• **Given exercise**:
Your task is to transcribe all of the records exactly and leave out the pictures.

Extracted data entries
═══
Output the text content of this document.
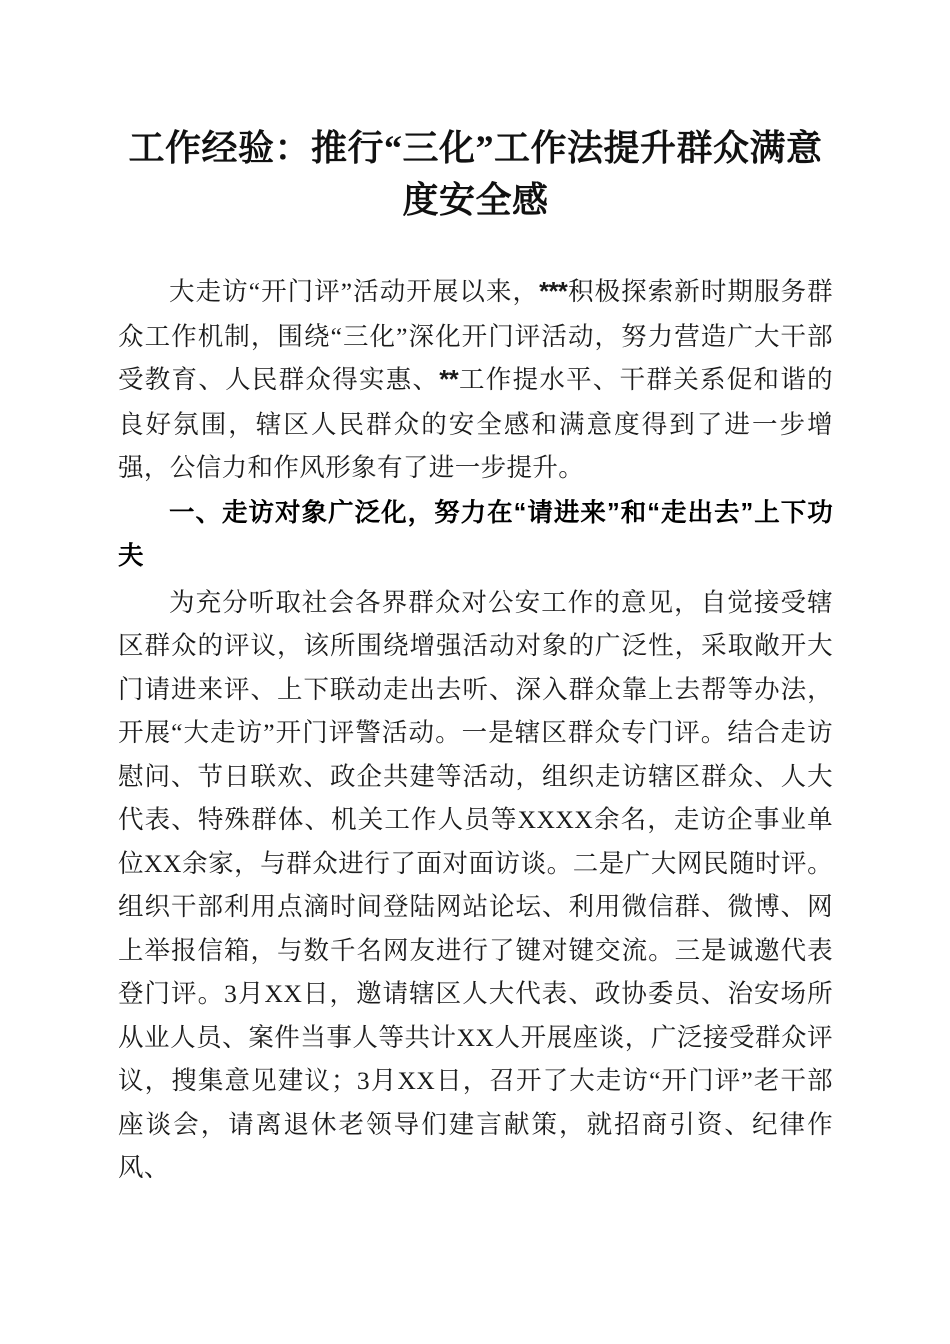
工作经验：推行“三化”工作法提升群众满意
度安全感

大走访“开门评”活动开展以来，***积极探索新时期服务群众工作机制，围绕“三化”深化开门评活动，努力营造广大干部受教育、人民群众得实惠、**工作提水平、干群关系促和谐的良好氛围，辖区人民群众的安全感和满意度得到了进一步增强，公信力和作风形象有了进一步提升。

一、走访对象广泛化，努力在“请进来”和“走出去”上下功夫

为充分听取社会各界群众对公安工作的意见，自觉接受辖区群众的评议，该所围绕增强活动对象的广泛性，采取敞开大门请进来评、上下联动走出去听、深入群众靠上去帮等办法，开展“大走访”开门评警活动。一是辖区群众专门评。结合走访慰问、节日联欢、政企共建等活动，组织走访辖区群众、人大代表、特殊群体、机关工作人员等XXXX余名，走访企事业单位XX余家，与群众进行了面对面访谈。二是广大网民随时评。组织干部利用点滴时间登陆网站论坛、利用微信群、微博、网上举报信箱，与数千名网友进行了键对键交流。三是诚邀代表登门评。3月XX日，邀请辖区人大代表、政协委员、治安场所从业人员、案件当事人等共计XX人开展座谈，广泛接受群众评议，搜集意见建议；3月XX日，召开了大走访“开门评”老干部座谈会，请离退休老领导们建言献策，就招商引资、纪律作风、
═══
• **Worked solution**:
Output the text content of this document.
工作经验：推行“三化”工作法提升群众满意
度安全感

大走访“开门评”活动开展以来，***积极探索新时期服务群众工作机制，围绕“三化”深化开门评活动，努力营造广大干部受教育、人民群众得实惠、**工作提水平、干群关系促和谐的良好氛围，辖区人民群众的安全感和满意度得到了进一步增强，公信力和作风形象有了进一步提升。

一、走访对象广泛化，努力在“请进来”和“走出去”上下功夫

为充分听取社会各界群众对公安工作的意见，自觉接受辖区群众的评议，该所围绕增强活动对象的广泛性，采取敞开大门请进来评、上下联动走出去听、深入群众靠上去帮等办法，开展“大走访”开门评警活动。一是辖区群众专门评。结合走访慰问、节日联欢、政企共建等活动，组织走访辖区群众、人大代表、特殊群体、机关工作人员等XXXX余名，走访企事业单位XX余家，与群众进行了面对面访谈。二是广大网民随时评。组织干部利用点滴时间登陆网站论坛、利用微信群、微博、网上举报信箱，与数千名网友进行了键对键交流。三是诚邀代表登门评。3月XX日，邀请辖区人大代表、政协委员、治安场所从业人员、案件当事人等共计XX人开展座谈，广泛接受群众评议，搜集意见建议；3月XX日，召开了大走访“开门评”老干部座谈会，请离退休老领导们建言献策，就招商引资、纪律作风、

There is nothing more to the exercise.